GOAL: Count the lines containing "Заявление". Give the number alone.

(Stored records)
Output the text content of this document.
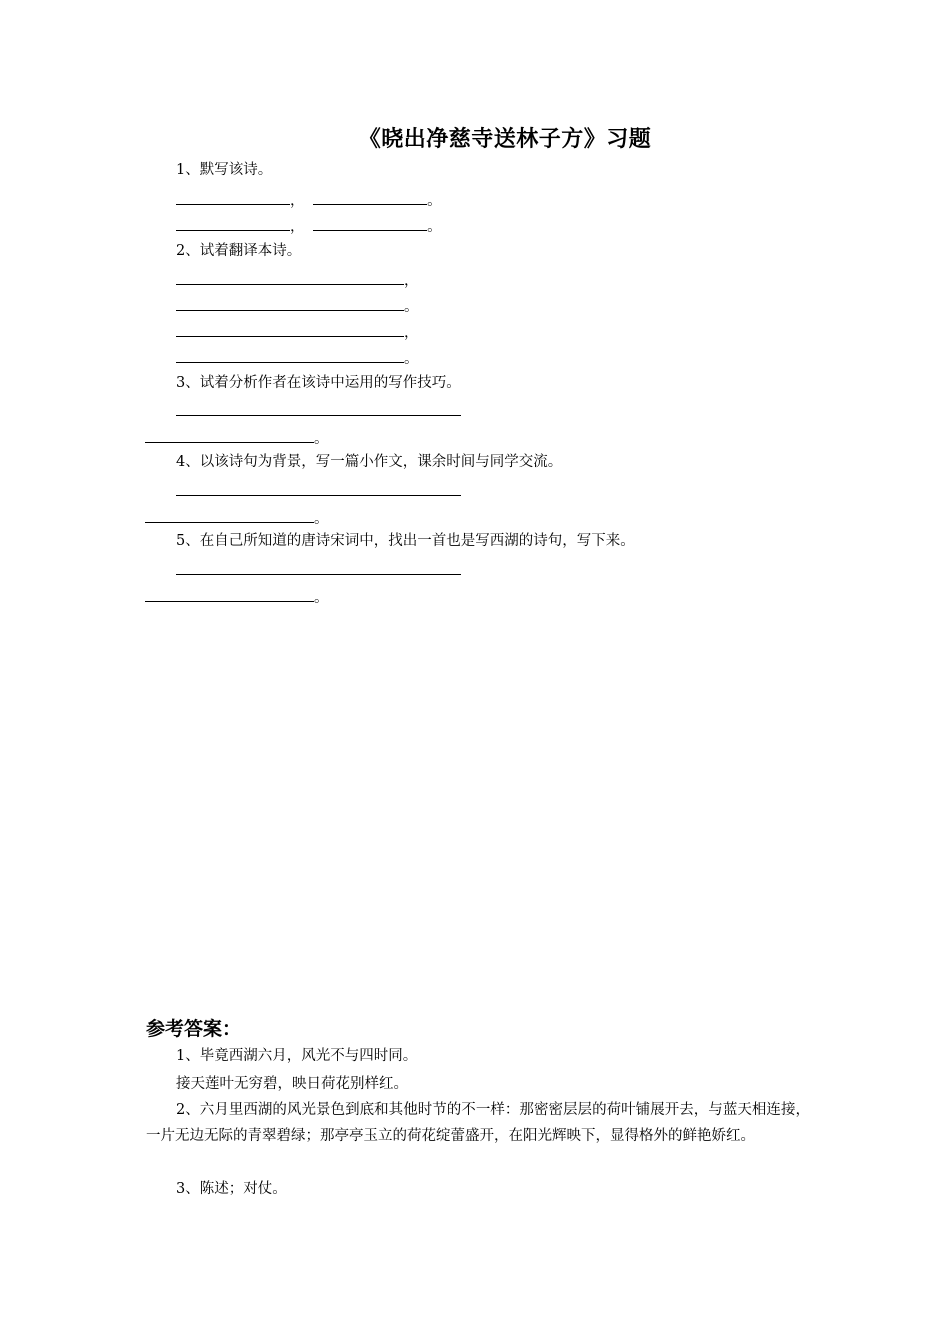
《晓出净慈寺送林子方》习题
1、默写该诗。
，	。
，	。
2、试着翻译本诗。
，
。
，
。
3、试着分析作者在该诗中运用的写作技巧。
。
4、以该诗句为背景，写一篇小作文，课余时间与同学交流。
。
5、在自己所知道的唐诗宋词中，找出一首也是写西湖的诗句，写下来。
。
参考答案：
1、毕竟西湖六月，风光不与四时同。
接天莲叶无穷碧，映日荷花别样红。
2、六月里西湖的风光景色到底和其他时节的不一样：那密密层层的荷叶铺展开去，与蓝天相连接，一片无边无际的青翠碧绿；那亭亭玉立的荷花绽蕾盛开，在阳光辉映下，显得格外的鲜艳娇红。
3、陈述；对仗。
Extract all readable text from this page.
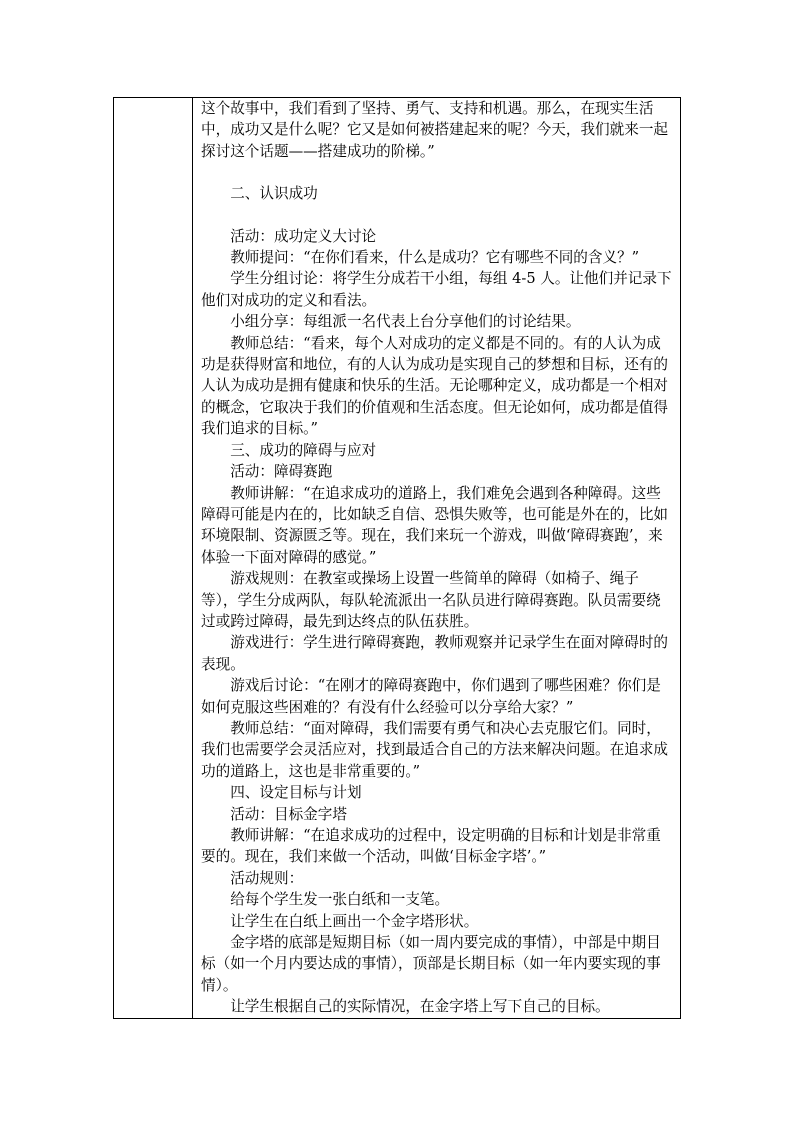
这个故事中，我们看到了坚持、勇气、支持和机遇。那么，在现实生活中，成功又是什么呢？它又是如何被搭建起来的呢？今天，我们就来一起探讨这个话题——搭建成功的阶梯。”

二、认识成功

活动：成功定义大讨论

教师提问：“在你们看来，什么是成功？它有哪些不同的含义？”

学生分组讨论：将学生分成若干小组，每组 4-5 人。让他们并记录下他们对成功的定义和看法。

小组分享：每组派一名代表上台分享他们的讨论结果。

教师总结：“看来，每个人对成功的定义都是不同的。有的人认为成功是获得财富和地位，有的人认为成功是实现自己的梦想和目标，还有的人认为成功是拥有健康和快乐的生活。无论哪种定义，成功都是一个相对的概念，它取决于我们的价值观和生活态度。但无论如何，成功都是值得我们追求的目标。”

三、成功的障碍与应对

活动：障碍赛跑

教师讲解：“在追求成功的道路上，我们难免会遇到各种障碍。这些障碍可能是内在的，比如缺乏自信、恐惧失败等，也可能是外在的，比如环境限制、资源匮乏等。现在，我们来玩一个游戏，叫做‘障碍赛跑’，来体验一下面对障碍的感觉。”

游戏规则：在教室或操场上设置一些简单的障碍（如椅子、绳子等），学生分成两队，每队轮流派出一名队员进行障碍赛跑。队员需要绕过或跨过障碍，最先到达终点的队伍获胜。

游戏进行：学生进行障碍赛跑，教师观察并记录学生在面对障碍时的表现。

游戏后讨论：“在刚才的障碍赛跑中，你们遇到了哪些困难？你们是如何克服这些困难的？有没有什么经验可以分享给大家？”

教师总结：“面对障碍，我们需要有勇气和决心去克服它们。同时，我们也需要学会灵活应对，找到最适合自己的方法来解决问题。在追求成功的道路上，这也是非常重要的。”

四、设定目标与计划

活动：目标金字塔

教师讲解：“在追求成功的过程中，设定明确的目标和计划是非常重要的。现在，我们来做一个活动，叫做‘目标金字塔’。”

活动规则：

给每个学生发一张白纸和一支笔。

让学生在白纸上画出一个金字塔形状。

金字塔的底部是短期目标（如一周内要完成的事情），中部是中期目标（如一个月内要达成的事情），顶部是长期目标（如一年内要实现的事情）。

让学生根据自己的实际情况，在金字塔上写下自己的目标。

==

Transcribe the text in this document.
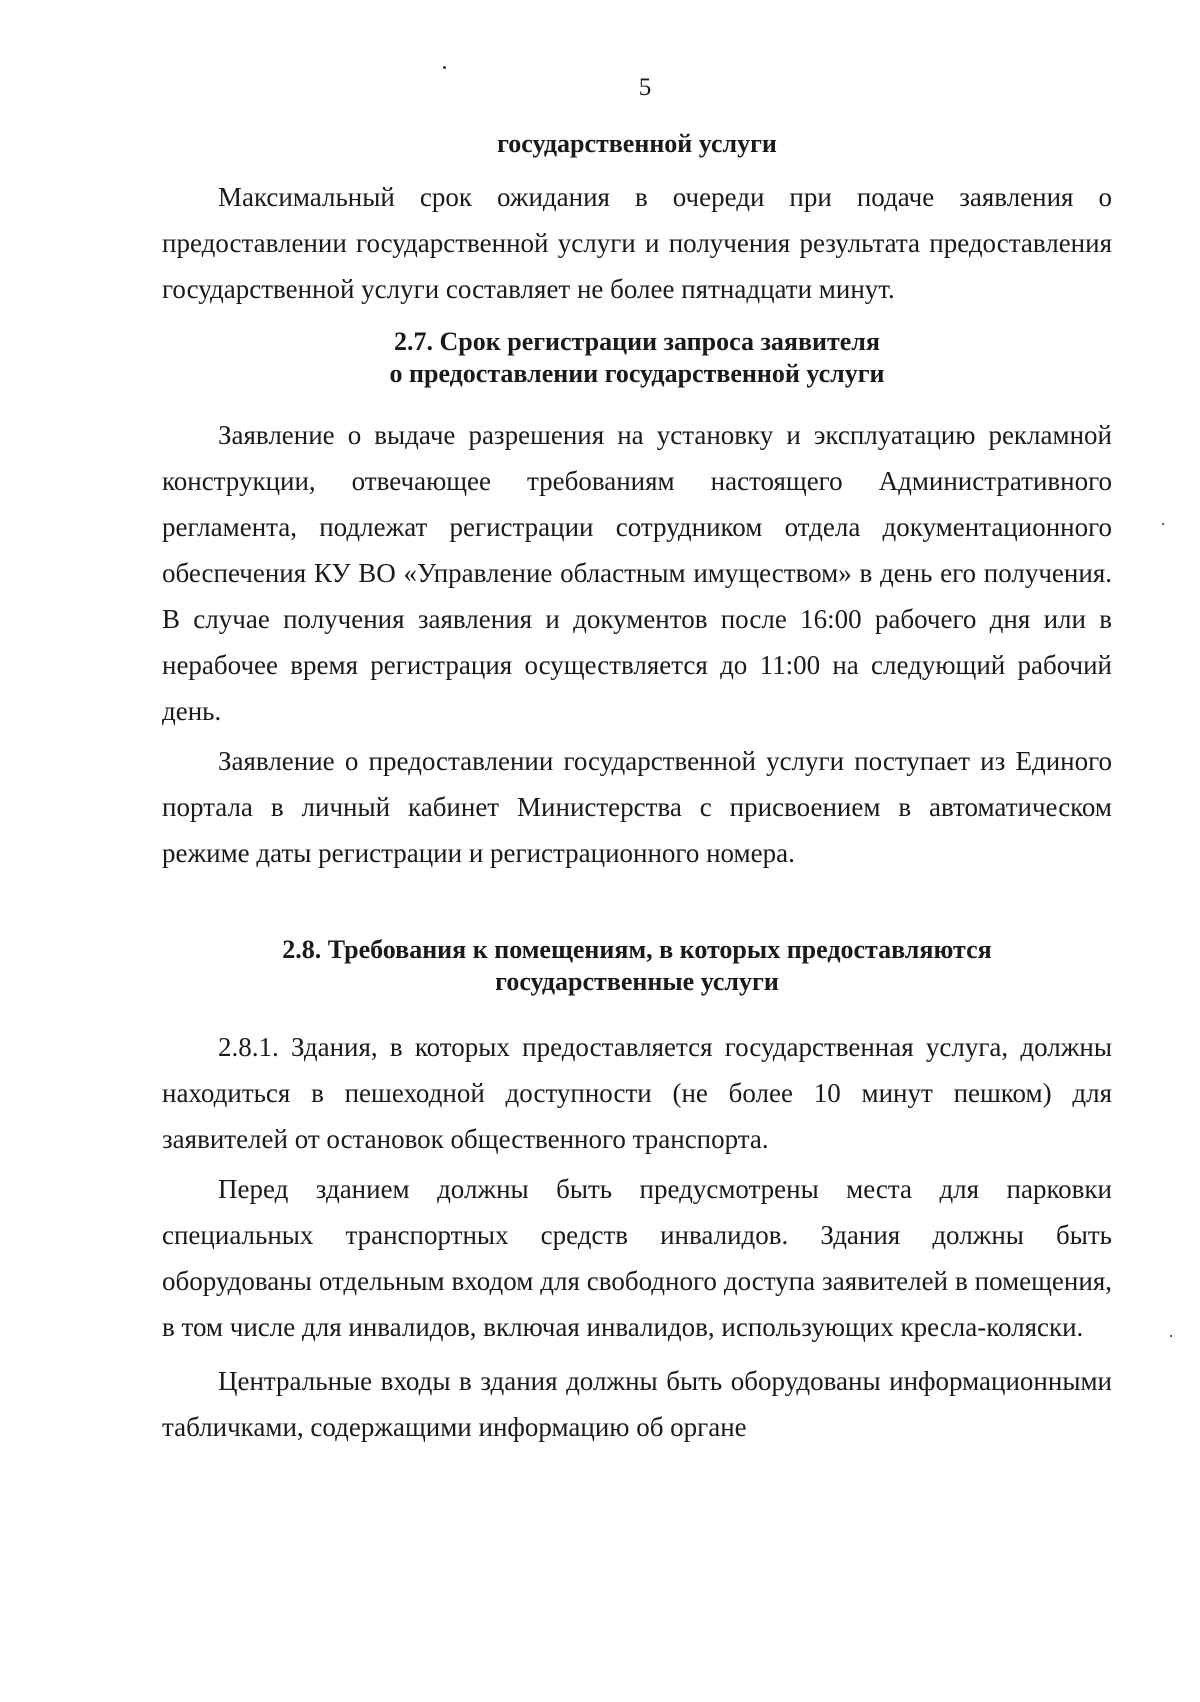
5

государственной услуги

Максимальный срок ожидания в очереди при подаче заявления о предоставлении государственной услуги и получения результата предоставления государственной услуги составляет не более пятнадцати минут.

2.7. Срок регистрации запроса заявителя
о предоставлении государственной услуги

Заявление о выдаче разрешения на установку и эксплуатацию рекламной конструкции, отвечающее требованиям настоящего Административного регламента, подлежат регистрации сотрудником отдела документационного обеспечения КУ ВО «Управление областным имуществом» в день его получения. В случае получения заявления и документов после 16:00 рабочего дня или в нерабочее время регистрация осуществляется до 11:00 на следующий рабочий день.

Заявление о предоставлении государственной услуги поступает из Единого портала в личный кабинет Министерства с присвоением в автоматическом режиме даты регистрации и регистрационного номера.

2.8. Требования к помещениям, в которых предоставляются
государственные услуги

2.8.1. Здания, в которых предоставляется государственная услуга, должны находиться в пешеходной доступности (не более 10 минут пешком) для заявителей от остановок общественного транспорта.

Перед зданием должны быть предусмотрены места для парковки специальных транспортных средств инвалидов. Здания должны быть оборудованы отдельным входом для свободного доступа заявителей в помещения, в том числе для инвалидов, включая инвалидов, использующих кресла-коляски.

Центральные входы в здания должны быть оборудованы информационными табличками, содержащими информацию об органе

RESULT FOR THIS TASK: 2